- _Problem to solve_
Copy every line of the material below word for word.
··· Supplied data
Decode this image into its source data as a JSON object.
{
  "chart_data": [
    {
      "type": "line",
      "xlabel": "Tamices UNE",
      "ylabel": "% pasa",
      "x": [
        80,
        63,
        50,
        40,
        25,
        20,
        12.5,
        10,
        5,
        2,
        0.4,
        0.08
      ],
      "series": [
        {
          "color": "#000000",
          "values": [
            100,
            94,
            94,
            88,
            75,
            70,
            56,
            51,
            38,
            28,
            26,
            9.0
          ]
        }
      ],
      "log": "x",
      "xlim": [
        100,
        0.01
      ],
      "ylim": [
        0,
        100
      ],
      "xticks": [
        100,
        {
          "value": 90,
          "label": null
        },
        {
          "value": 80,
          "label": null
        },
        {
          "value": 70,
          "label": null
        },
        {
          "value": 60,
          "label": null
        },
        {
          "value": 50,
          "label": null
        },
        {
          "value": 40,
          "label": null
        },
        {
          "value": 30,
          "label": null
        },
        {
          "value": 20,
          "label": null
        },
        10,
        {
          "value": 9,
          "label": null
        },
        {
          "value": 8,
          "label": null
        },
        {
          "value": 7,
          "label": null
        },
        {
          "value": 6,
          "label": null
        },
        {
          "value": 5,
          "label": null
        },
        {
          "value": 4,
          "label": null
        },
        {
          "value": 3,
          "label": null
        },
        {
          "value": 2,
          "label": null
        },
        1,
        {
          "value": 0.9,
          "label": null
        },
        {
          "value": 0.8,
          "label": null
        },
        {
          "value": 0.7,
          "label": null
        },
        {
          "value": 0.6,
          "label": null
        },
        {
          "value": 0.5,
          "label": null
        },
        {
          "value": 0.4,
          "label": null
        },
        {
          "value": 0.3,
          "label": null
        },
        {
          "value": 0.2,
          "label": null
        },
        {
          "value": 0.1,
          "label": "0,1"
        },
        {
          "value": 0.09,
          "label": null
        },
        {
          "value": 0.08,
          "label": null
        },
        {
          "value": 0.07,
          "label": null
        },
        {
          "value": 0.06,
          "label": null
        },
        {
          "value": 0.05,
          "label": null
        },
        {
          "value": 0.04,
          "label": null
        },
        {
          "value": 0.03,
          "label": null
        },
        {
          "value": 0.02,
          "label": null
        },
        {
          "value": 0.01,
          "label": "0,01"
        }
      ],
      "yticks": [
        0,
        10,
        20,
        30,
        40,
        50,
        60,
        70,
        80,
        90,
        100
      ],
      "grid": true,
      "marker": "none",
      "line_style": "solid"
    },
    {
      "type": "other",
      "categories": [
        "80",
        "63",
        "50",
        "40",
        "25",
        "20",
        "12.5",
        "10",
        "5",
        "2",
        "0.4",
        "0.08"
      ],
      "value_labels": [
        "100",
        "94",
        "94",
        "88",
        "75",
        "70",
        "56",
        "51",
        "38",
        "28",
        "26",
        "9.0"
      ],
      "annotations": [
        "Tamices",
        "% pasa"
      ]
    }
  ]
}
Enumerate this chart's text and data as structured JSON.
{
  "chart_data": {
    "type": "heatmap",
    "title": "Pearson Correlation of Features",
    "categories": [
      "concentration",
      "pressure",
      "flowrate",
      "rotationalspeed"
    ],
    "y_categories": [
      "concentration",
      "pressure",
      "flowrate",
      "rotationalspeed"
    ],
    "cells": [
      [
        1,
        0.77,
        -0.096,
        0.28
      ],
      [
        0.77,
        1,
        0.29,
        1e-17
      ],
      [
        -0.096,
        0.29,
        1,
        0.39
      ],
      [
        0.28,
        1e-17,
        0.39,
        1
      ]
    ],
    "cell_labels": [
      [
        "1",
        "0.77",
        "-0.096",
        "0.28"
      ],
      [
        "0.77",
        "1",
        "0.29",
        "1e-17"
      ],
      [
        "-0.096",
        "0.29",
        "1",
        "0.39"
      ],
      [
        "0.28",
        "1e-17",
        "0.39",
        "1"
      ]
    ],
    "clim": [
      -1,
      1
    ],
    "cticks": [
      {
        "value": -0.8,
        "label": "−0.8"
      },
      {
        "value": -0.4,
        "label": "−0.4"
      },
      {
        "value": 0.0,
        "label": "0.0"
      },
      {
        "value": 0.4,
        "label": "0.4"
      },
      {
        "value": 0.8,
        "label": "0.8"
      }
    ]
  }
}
······
- _Result for this exercise_
Decode this image into its source data as a JSON object.
{
  "chart_data": [
    {
      "type": "line",
      "xlabel": "Tamices UNE",
      "ylabel": "% pasa",
      "x": [
        80,
        63,
        50,
        40,
        25,
        20,
        12.5,
        10,
        5,
        2,
        0.4,
        0.08
      ],
      "series": [
        {
          "color": "#000000",
          "values": [
            100,
            94,
            94,
            88,
            75,
            70,
            56,
            51,
            38,
            28,
            26,
            9.0
          ]
        }
      ],
      "log": "x",
      "xlim": [
        100,
        0.01
      ],
      "ylim": [
        0,
        100
      ],
      "xticks": [
        100,
        {
          "value": 90,
          "label": null
        },
        {
          "value": 80,
          "label": null
        },
        {
          "value": 70,
          "label": null
        },
        {
          "value": 60,
          "label": null
        },
        {
          "value": 50,
          "label": null
        },
        {
          "value": 40,
          "label": null
        },
        {
          "value": 30,
          "label": null
        },
        {
          "value": 20,
          "label": null
        },
        10,
        {
          "value": 9,
          "label": null
        },
        {
          "value": 8,
          "label": null
        },
        {
          "value": 7,
          "label": null
        },
        {
          "value": 6,
          "label": null
        },
        {
          "value": 5,
          "label": null
        },
        {
          "value": 4,
          "label": null
        },
        {
          "value": 3,
          "label": null
        },
        {
          "value": 2,
          "label": null
        },
        1,
        {
          "value": 0.9,
          "label": null
        },
        {
          "value": 0.8,
          "label": null
        },
        {
          "value": 0.7,
          "label": null
        },
        {
          "value": 0.6,
          "label": null
        },
        {
          "value": 0.5,
          "label": null
        },
        {
          "value": 0.4,
          "label": null
        },
        {
          "value": 0.3,
          "label": null
        },
        {
          "value": 0.2,
          "label": null
        },
        {
          "value": 0.1,
          "label": "0,1"
        },
        {
          "value": 0.09,
          "label": null
        },
        {
          "value": 0.08,
          "label": null
        },
        {
          "value": 0.07,
          "label": null
        },
        {
          "value": 0.06,
          "label": null
        },
        {
          "value": 0.05,
          "label": null
        },
        {
          "value": 0.04,
          "label": null
        },
        {
          "value": 0.03,
          "label": null
        },
        {
          "value": 0.02,
          "label": null
        },
        {
          "value": 0.01,
          "label": "0,01"
        }
      ],
      "yticks": [
        0,
        10,
        20,
        30,
        40,
        50,
        60,
        70,
        80,
        90,
        100
      ],
      "grid": true,
      "marker": "none",
      "line_style": "solid"
    },
    {
      "type": "other",
      "categories": [
        "80",
        "63",
        "50",
        "40",
        "25",
        "20",
        "12.5",
        "10",
        "5",
        "2",
        "0.4",
        "0.08"
      ],
      "value_labels": [
        "100",
        "94",
        "94",
        "88",
        "75",
        "70",
        "56",
        "51",
        "38",
        "28",
        "26",
        "9.0"
      ],
      "annotations": [
        "Tamices",
        "% pasa"
      ]
    }
  ]
}
Enumerate this chart's text and data as structured JSON.
{
  "chart_data": {
    "type": "heatmap",
    "title": "Pearson Correlation of Features",
    "categories": [
      "concentration",
      "pressure",
      "flowrate",
      "rotationalspeed"
    ],
    "y_categories": [
      "concentration",
      "pressure",
      "flowrate",
      "rotationalspeed"
    ],
    "cells": [
      [
        1,
        0.77,
        -0.096,
        0.28
      ],
      [
        0.77,
        1,
        0.29,
        1e-17
      ],
      [
        -0.096,
        0.29,
        1,
        0.39
      ],
      [
        0.28,
        1e-17,
        0.39,
        1
      ]
    ],
    "cell_labels": [
      [
        "1",
        "0.77",
        "-0.096",
        "0.28"
      ],
      [
        "0.77",
        "1",
        "0.29",
        "1e-17"
      ],
      [
        "-0.096",
        "0.29",
        "1",
        "0.39"
      ],
      [
        "0.28",
        "1e-17",
        "0.39",
        "1"
      ]
    ],
    "clim": [
      -1,
      1
    ],
    "cticks": [
      {
        "value": -0.8,
        "label": "−0.8"
      },
      {
        "value": -0.4,
        "label": "−0.4"
      },
      {
        "value": 0.0,
        "label": "0.0"
      },
      {
        "value": 0.4,
        "label": "0.4"
      },
      {
        "value": 0.8,
        "label": "0.8"
      }
    ]
  }
}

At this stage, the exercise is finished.